- What is required
The data beneath this task is to be duplicated exactly, in its entirety.

- Records
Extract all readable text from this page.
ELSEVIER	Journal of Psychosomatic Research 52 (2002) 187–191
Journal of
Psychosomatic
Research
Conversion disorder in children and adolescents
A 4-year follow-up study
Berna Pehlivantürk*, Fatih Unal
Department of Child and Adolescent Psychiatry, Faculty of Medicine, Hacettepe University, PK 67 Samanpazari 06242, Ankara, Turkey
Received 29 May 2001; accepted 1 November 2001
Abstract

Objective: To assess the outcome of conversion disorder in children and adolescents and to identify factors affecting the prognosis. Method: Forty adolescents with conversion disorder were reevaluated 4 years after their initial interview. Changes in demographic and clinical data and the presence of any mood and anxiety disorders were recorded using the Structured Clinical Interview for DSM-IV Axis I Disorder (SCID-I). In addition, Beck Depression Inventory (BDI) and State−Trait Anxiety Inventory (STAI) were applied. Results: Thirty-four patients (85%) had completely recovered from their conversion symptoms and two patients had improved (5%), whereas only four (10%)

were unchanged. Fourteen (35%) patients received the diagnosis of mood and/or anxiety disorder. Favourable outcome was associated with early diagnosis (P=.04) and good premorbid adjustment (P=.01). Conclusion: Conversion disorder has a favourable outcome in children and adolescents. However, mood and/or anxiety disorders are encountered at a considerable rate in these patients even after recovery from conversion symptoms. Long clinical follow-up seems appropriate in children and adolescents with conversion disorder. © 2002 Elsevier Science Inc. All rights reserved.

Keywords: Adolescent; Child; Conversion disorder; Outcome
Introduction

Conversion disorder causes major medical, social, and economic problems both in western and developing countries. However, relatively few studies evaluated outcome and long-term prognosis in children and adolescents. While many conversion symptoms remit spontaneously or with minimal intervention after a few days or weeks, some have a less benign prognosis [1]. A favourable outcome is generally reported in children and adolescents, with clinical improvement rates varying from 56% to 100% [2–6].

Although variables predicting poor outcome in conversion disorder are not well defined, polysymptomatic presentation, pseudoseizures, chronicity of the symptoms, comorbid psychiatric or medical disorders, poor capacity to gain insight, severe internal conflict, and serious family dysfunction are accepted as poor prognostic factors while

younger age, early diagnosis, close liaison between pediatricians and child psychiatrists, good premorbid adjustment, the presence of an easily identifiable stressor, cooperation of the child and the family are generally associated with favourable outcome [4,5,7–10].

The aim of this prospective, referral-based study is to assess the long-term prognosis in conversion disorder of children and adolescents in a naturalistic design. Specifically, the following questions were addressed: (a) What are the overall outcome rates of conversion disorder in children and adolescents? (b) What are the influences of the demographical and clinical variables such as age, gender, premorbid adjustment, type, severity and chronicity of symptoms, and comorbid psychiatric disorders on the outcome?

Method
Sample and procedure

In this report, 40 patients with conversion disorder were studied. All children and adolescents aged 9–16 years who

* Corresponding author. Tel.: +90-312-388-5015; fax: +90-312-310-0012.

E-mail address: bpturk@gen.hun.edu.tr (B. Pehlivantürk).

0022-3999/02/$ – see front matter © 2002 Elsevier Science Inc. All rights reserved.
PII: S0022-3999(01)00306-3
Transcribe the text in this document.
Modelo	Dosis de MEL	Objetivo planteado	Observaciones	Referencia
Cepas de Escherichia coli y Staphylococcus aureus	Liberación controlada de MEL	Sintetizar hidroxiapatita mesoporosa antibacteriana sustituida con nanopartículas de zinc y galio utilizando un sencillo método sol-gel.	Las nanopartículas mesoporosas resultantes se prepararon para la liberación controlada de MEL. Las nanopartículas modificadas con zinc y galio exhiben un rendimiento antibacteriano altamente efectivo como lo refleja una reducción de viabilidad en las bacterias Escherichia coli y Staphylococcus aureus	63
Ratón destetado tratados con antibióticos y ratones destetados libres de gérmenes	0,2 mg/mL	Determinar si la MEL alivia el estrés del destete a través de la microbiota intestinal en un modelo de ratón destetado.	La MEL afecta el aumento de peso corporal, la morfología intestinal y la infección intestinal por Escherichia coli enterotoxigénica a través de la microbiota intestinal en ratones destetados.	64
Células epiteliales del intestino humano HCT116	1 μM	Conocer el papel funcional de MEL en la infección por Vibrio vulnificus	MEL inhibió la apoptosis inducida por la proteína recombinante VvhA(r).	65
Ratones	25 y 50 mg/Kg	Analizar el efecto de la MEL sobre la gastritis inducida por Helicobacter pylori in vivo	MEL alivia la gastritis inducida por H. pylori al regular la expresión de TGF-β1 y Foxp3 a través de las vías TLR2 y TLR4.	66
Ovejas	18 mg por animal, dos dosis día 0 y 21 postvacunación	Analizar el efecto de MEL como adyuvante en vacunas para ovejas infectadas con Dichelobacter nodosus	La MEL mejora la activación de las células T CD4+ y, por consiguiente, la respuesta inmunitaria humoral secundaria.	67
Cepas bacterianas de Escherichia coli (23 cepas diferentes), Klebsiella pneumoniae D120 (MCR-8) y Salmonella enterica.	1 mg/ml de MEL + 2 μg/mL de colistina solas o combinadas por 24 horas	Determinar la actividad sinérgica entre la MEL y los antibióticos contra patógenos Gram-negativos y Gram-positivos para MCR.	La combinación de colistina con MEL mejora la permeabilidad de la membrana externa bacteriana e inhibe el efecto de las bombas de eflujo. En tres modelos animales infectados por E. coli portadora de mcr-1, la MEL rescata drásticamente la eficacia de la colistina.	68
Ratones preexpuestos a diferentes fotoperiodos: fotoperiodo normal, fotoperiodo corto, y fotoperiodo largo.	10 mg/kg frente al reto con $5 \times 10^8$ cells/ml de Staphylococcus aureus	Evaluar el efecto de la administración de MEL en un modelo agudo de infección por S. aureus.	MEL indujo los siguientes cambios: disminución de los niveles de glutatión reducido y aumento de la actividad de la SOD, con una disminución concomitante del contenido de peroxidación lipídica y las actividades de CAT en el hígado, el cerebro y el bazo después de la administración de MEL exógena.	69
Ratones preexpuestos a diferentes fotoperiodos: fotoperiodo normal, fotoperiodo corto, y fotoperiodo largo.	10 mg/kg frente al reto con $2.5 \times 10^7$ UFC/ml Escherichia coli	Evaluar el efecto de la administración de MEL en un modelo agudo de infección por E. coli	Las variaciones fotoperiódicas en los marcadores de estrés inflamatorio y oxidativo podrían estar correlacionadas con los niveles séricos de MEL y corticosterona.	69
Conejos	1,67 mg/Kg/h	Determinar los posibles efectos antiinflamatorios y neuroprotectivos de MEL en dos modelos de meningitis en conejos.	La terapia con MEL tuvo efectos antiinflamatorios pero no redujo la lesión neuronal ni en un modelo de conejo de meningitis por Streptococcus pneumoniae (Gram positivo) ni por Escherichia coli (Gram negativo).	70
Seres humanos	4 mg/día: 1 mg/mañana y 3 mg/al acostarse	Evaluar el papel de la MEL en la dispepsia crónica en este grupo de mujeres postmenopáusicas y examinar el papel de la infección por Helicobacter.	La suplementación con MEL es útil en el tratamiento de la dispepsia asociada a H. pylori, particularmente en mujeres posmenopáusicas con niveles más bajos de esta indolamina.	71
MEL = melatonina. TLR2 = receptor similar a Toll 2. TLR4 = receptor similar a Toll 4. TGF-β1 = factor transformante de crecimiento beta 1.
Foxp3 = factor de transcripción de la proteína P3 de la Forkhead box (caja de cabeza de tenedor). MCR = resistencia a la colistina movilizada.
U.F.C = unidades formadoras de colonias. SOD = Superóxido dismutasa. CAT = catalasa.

- Output for this task
Extract all readable text from this page.
ELSEVIER	Journal of Psychosomatic Research 52 (2002) 187–191
Journal of
Psychosomatic
Research
Conversion disorder in children and adolescents
A 4-year follow-up study
Berna Pehlivantürk*, Fatih Unal
Department of Child and Adolescent Psychiatry, Faculty of Medicine, Hacettepe University, PK 67 Samanpazari 06242, Ankara, Turkey
Received 29 May 2001; accepted 1 November 2001
Abstract

Objective: To assess the outcome of conversion disorder in children and adolescents and to identify factors affecting the prognosis. Method: Forty adolescents with conversion disorder were reevaluated 4 years after their initial interview. Changes in demographic and clinical data and the presence of any mood and anxiety disorders were recorded using the Structured Clinical Interview for DSM-IV Axis I Disorder (SCID-I). In addition, Beck Depression Inventory (BDI) and State−Trait Anxiety Inventory (STAI) were applied. Results: Thirty-four patients (85%) had completely recovered from their conversion symptoms and two patients had improved (5%), whereas only four (10%)

were unchanged. Fourteen (35%) patients received the diagnosis of mood and/or anxiety disorder. Favourable outcome was associated with early diagnosis (P=.04) and good premorbid adjustment (P=.01). Conclusion: Conversion disorder has a favourable outcome in children and adolescents. However, mood and/or anxiety disorders are encountered at a considerable rate in these patients even after recovery from conversion symptoms. Long clinical follow-up seems appropriate in children and adolescents with conversion disorder. © 2002 Elsevier Science Inc. All rights reserved.

Keywords: Adolescent; Child; Conversion disorder; Outcome
Introduction

Conversion disorder causes major medical, social, and economic problems both in western and developing countries. However, relatively few studies evaluated outcome and long-term prognosis in children and adolescents. While many conversion symptoms remit spontaneously or with minimal intervention after a few days or weeks, some have a less benign prognosis [1]. A favourable outcome is generally reported in children and adolescents, with clinical improvement rates varying from 56% to 100% [2–6].

Although variables predicting poor outcome in conversion disorder are not well defined, polysymptomatic presentation, pseudoseizures, chronicity of the symptoms, comorbid psychiatric or medical disorders, poor capacity to gain insight, severe internal conflict, and serious family dysfunction are accepted as poor prognostic factors while

younger age, early diagnosis, close liaison between pediatricians and child psychiatrists, good premorbid adjustment, the presence of an easily identifiable stressor, cooperation of the child and the family are generally associated with favourable outcome [4,5,7–10].

The aim of this prospective, referral-based study is to assess the long-term prognosis in conversion disorder of children and adolescents in a naturalistic design. Specifically, the following questions were addressed: (a) What are the overall outcome rates of conversion disorder in children and adolescents? (b) What are the influences of the demographical and clinical variables such as age, gender, premorbid adjustment, type, severity and chronicity of symptoms, and comorbid psychiatric disorders on the outcome?

Method
Sample and procedure

In this report, 40 patients with conversion disorder were studied. All children and adolescents aged 9–16 years who

* Corresponding author. Tel.: +90-312-388-5015; fax: +90-312-310-0012.

E-mail address: bpturk@gen.hun.edu.tr (B. Pehlivantürk).

0022-3999/02/$ – see front matter © 2002 Elsevier Science Inc. All rights reserved.
PII: S0022-3999(01)00306-3
Transcribe the text in this document.
Modelo	Dosis de MEL	Objetivo planteado	Observaciones	Referencia
Cepas de Escherichia coli y Staphylococcus aureus	Liberación controlada de MEL	Sintetizar hidroxiapatita mesoporosa antibacteriana sustituida con nanopartículas de zinc y galio utilizando un sencillo método sol-gel.	Las nanopartículas mesoporosas resultantes se prepararon para la liberación controlada de MEL. Las nanopartículas modificadas con zinc y galio exhiben un rendimiento antibacteriano altamente efectivo como lo refleja una reducción de viabilidad en las bacterias Escherichia coli y Staphylococcus aureus	63
Ratón destetado tratados con antibióticos y ratones destetados libres de gérmenes	0,2 mg/mL	Determinar si la MEL alivia el estrés del destete a través de la microbiota intestinal en un modelo de ratón destetado.	La MEL afecta el aumento de peso corporal, la morfología intestinal y la infección intestinal por Escherichia coli enterotoxigénica a través de la microbiota intestinal en ratones destetados.	64
Células epiteliales del intestino humano HCT116	1 μM	Conocer el papel funcional de MEL en la infección por Vibrio vulnificus	MEL inhibió la apoptosis inducida por la proteína recombinante VvhA(r).	65
Ratones	25 y 50 mg/Kg	Analizar el efecto de la MEL sobre la gastritis inducida por Helicobacter pylori in vivo	MEL alivia la gastritis inducida por H. pylori al regular la expresión de TGF-β1 y Foxp3 a través de las vías TLR2 y TLR4.	66
Ovejas	18 mg por animal, dos dosis día 0 y 21 postvacunación	Analizar el efecto de MEL como adyuvante en vacunas para ovejas infectadas con Dichelobacter nodosus	La MEL mejora la activación de las células T CD4+ y, por consiguiente, la respuesta inmunitaria humoral secundaria.	67
Cepas bacterianas de Escherichia coli (23 cepas diferentes), Klebsiella pneumoniae D120 (MCR-8) y Salmonella enterica.	1 mg/ml de MEL + 2 μg/mL de colistina solas o combinadas por 24 horas	Determinar la actividad sinérgica entre la MEL y los antibióticos contra patógenos Gram-negativos y Gram-positivos para MCR.	La combinación de colistina con MEL mejora la permeabilidad de la membrana externa bacteriana e inhibe el efecto de las bombas de eflujo. En tres modelos animales infectados por E. coli portadora de mcr-1, la MEL rescata drásticamente la eficacia de la colistina.	68
Ratones preexpuestos a diferentes fotoperiodos: fotoperiodo normal, fotoperiodo corto, y fotoperiodo largo.	10 mg/kg frente al reto con $5 \times 10^8$ cells/ml de Staphylococcus aureus	Evaluar el efecto de la administración de MEL en un modelo agudo de infección por S. aureus.	MEL indujo los siguientes cambios: disminución de los niveles de glutatión reducido y aumento de la actividad de la SOD, con una disminución concomitante del contenido de peroxidación lipídica y las actividades de CAT en el hígado, el cerebro y el bazo después de la administración de MEL exógena.	69
Ratones preexpuestos a diferentes fotoperiodos: fotoperiodo normal, fotoperiodo corto, y fotoperiodo largo.	10 mg/kg frente al reto con $2.5 \times 10^7$ UFC/ml Escherichia coli	Evaluar el efecto de la administración de MEL en un modelo agudo de infección por E. coli	Las variaciones fotoperiódicas en los marcadores de estrés inflamatorio y oxidativo podrían estar correlacionadas con los niveles séricos de MEL y corticosterona.	69
Conejos	1,67 mg/Kg/h	Determinar los posibles efectos antiinflamatorios y neuroprotectivos de MEL en dos modelos de meningitis en conejos.	La terapia con MEL tuvo efectos antiinflamatorios pero no redujo la lesión neuronal ni en un modelo de conejo de meningitis por Streptococcus pneumoniae (Gram positivo) ni por Escherichia coli (Gram negativo).	70
Seres humanos	4 mg/día: 1 mg/mañana y 3 mg/al acostarse	Evaluar el papel de la MEL en la dispepsia crónica en este grupo de mujeres postmenopáusicas y examinar el papel de la infección por Helicobacter.	La suplementación con MEL es útil en el tratamiento de la dispepsia asociada a H. pylori, particularmente en mujeres posmenopáusicas con niveles más bajos de esta indolamina.	71
MEL = melatonina. TLR2 = receptor similar a Toll 2. TLR4 = receptor similar a Toll 4. TGF-β1 = factor transformante de crecimiento beta 1.
Foxp3 = factor de transcripción de la proteína P3 de la Forkhead box (caja de cabeza de tenedor). MCR = resistencia a la colistina movilizada.
U.F.C = unidades formadoras de colonias. SOD = Superóxido dismutasa. CAT = catalasa.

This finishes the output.